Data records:
start
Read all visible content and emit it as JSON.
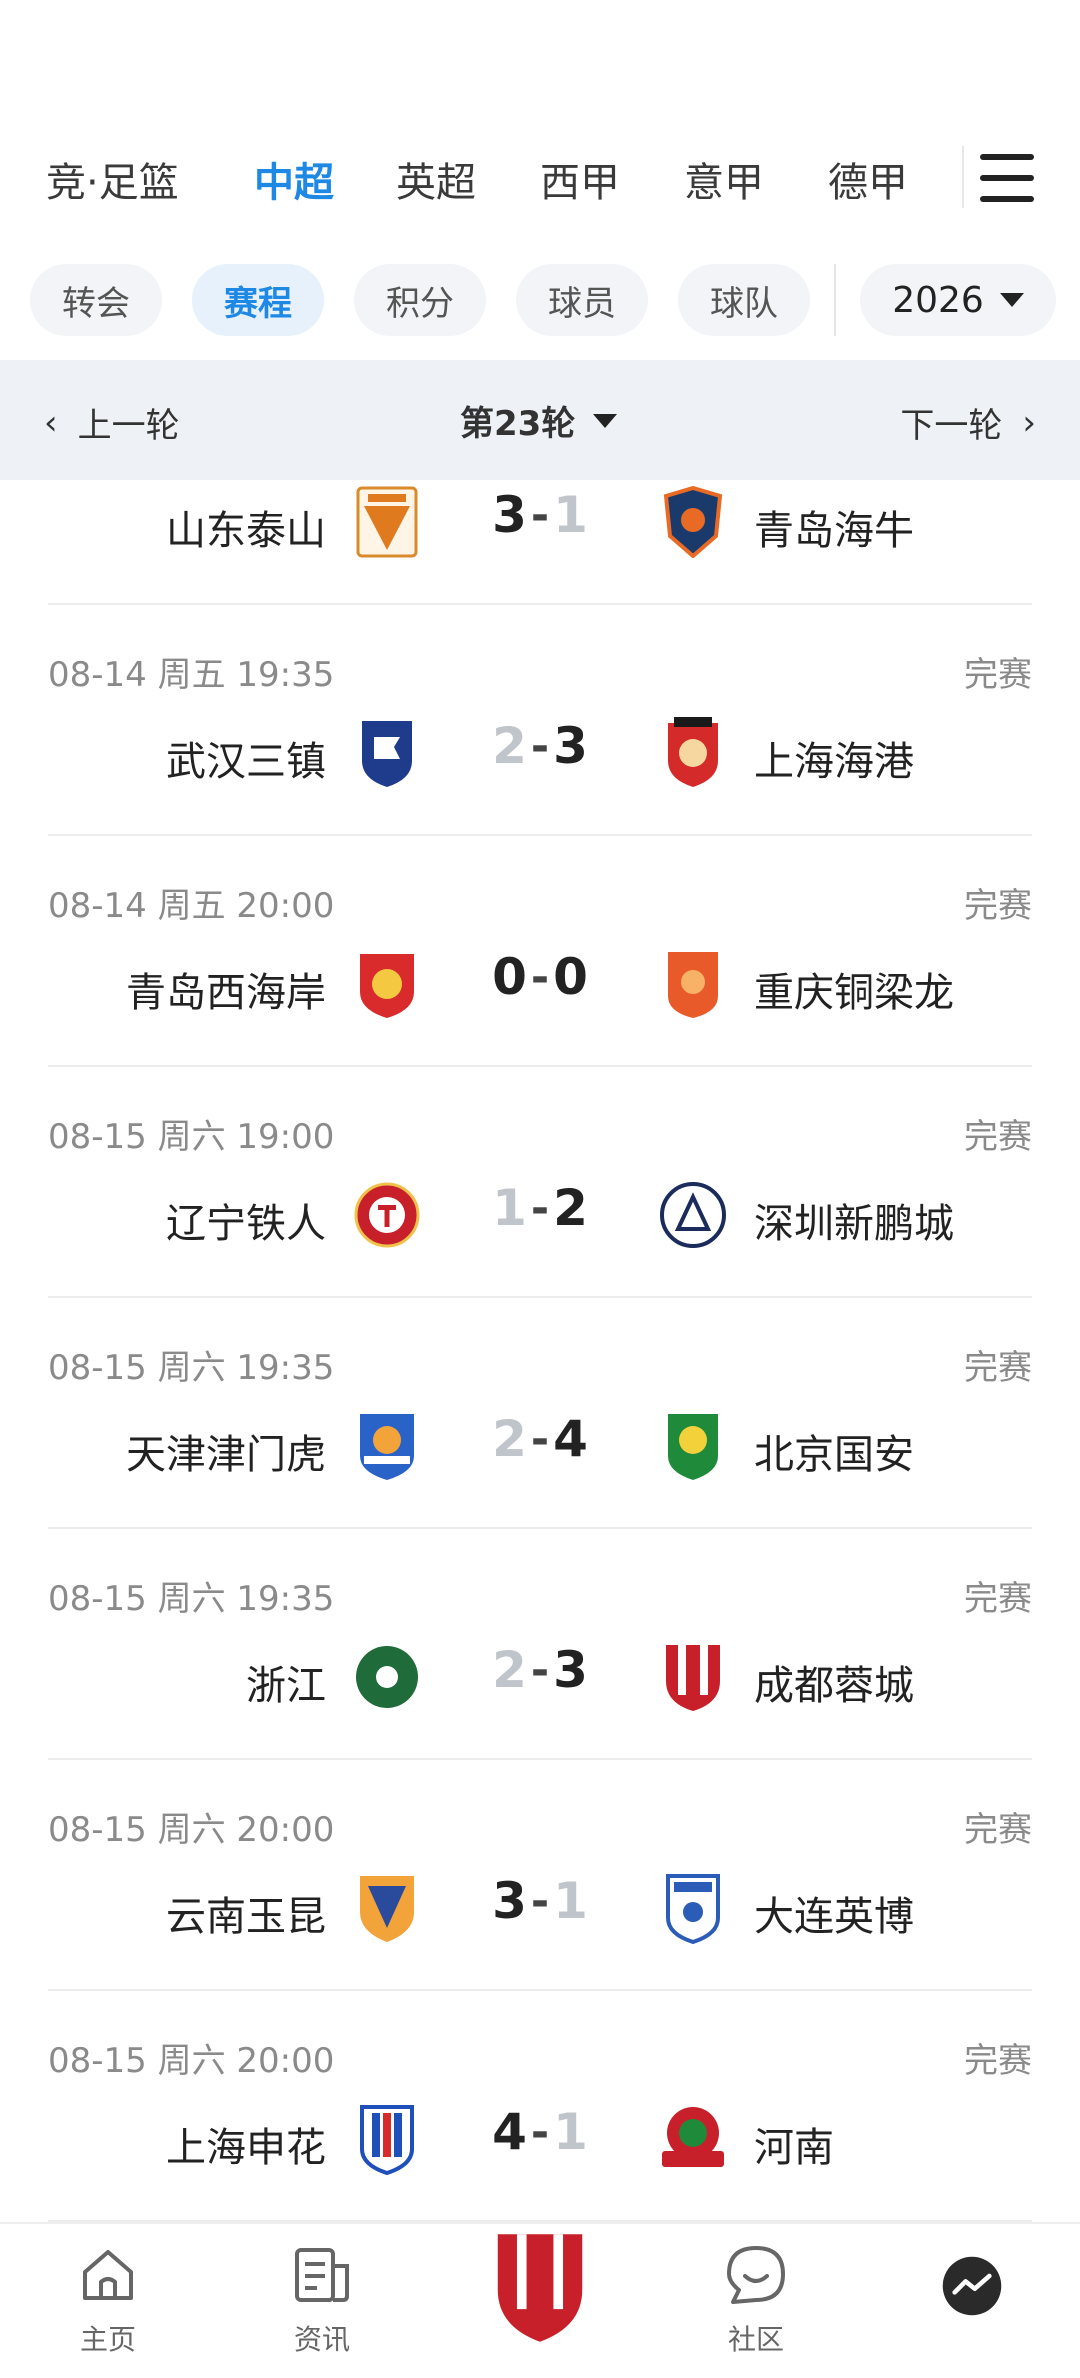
{
  "league_tabs": [
    "竞·足篮",
    "中超",
    "英超",
    "西甲",
    "意甲",
    "德甲"
  ],
  "active_league": "中超",
  "sub_tabs": [
    "转会",
    "赛程",
    "积分",
    "球员",
    "球队"
  ],
  "active_sub": "赛程",
  "year": "2026",
  "round": {
    "prev": "上一轮",
    "current": "第23轮",
    "next": "下一轮"
  },
  "matches": [
    {
      "time": "",
      "status": "",
      "home": "山东泰山",
      "away": "青岛海牛",
      "home_score": "3",
      "away_score": "1"
    },
    {
      "time": "08-14 周五 19:35",
      "status": "完赛",
      "home": "武汉三镇",
      "away": "上海海港",
      "home_score": "2",
      "away_score": "3"
    },
    {
      "time": "08-14 周五 20:00",
      "status": "完赛",
      "home": "青岛西海岸",
      "away": "重庆铜梁龙",
      "home_score": "0",
      "away_score": "0"
    },
    {
      "time": "08-15 周六 19:00",
      "status": "完赛",
      "home": "辽宁铁人",
      "away": "深圳新鹏城",
      "home_score": "1",
      "away_score": "2"
    },
    {
      "time": "08-15 周六 19:35",
      "status": "完赛",
      "home": "天津津门虎",
      "away": "北京国安",
      "home_score": "2",
      "away_score": "4"
    },
    {
      "time": "08-15 周六 19:35",
      "status": "完赛",
      "home": "浙江",
      "away": "成都蓉城",
      "home_score": "2",
      "away_score": "3"
    },
    {
      "time": "08-15 周六 20:00",
      "status": "完赛",
      "home": "云南玉昆",
      "away": "大连英博",
      "home_score": "3",
      "away_score": "1"
    },
    {
      "time": "08-15 周六 20:00",
      "status": "完赛",
      "home": "上海申花",
      "away": "河南",
      "home_score": "4",
      "away_score": "1"
    }
  ],
  "bottom_nav": {
    "home": "主页",
    "news": "资讯",
    "community": "社区"
  },
  "colors": {
    "accent": "#1e88e5",
    "chip_bg": "#f2f4f7",
    "round_bar_bg": "#eef1f5",
    "lose_score": "#c0c4cb"
  }
}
end
→ THE TASK
Reproduce all of the data exactly; the pictures do not belong in the copy.

→ PROBLEM SOLUTION
Read all visible content and emit it as JSON.
{
  "league_tabs": [
    "竞·足篮",
    "中超",
    "英超",
    "西甲",
    "意甲",
    "德甲"
  ],
  "active_league": "中超",
  "sub_tabs": [
    "转会",
    "赛程",
    "积分",
    "球员",
    "球队"
  ],
  "active_sub": "赛程",
  "year": "2026",
  "round": {
    "prev": "上一轮",
    "current": "第23轮",
    "next": "下一轮"
  },
  "matches": [
    {
      "time": "",
      "status": "",
      "home": "山东泰山",
      "away": "青岛海牛",
      "home_score": "3",
      "away_score": "1"
    },
    {
      "time": "08-14 周五 19:35",
      "status": "完赛",
      "home": "武汉三镇",
      "away": "上海海港",
      "home_score": "2",
      "away_score": "3"
    },
    {
      "time": "08-14 周五 20:00",
      "status": "完赛",
      "home": "青岛西海岸",
      "away": "重庆铜梁龙",
      "home_score": "0",
      "away_score": "0"
    },
    {
      "time": "08-15 周六 19:00",
      "status": "完赛",
      "home": "辽宁铁人",
      "away": "深圳新鹏城",
      "home_score": "1",
      "away_score": "2"
    },
    {
      "time": "08-15 周六 19:35",
      "status": "完赛",
      "home": "天津津门虎",
      "away": "北京国安",
      "home_score": "2",
      "away_score": "4"
    },
    {
      "time": "08-15 周六 19:35",
      "status": "完赛",
      "home": "浙江",
      "away": "成都蓉城",
      "home_score": "2",
      "away_score": "3"
    },
    {
      "time": "08-15 周六 20:00",
      "status": "完赛",
      "home": "云南玉昆",
      "away": "大连英博",
      "home_score": "3",
      "away_score": "1"
    },
    {
      "time": "08-15 周六 20:00",
      "status": "完赛",
      "home": "上海申花",
      "away": "河南",
      "home_score": "4",
      "away_score": "1"
    }
  ],
  "bottom_nav": {
    "home": "主页",
    "news": "资讯",
    "community": "社区"
  },
  "colors": {
    "accent": "#1e88e5",
    "chip_bg": "#f2f4f7",
    "round_bar_bg": "#eef1f5",
    "lose_score": "#c0c4cb"
  }
}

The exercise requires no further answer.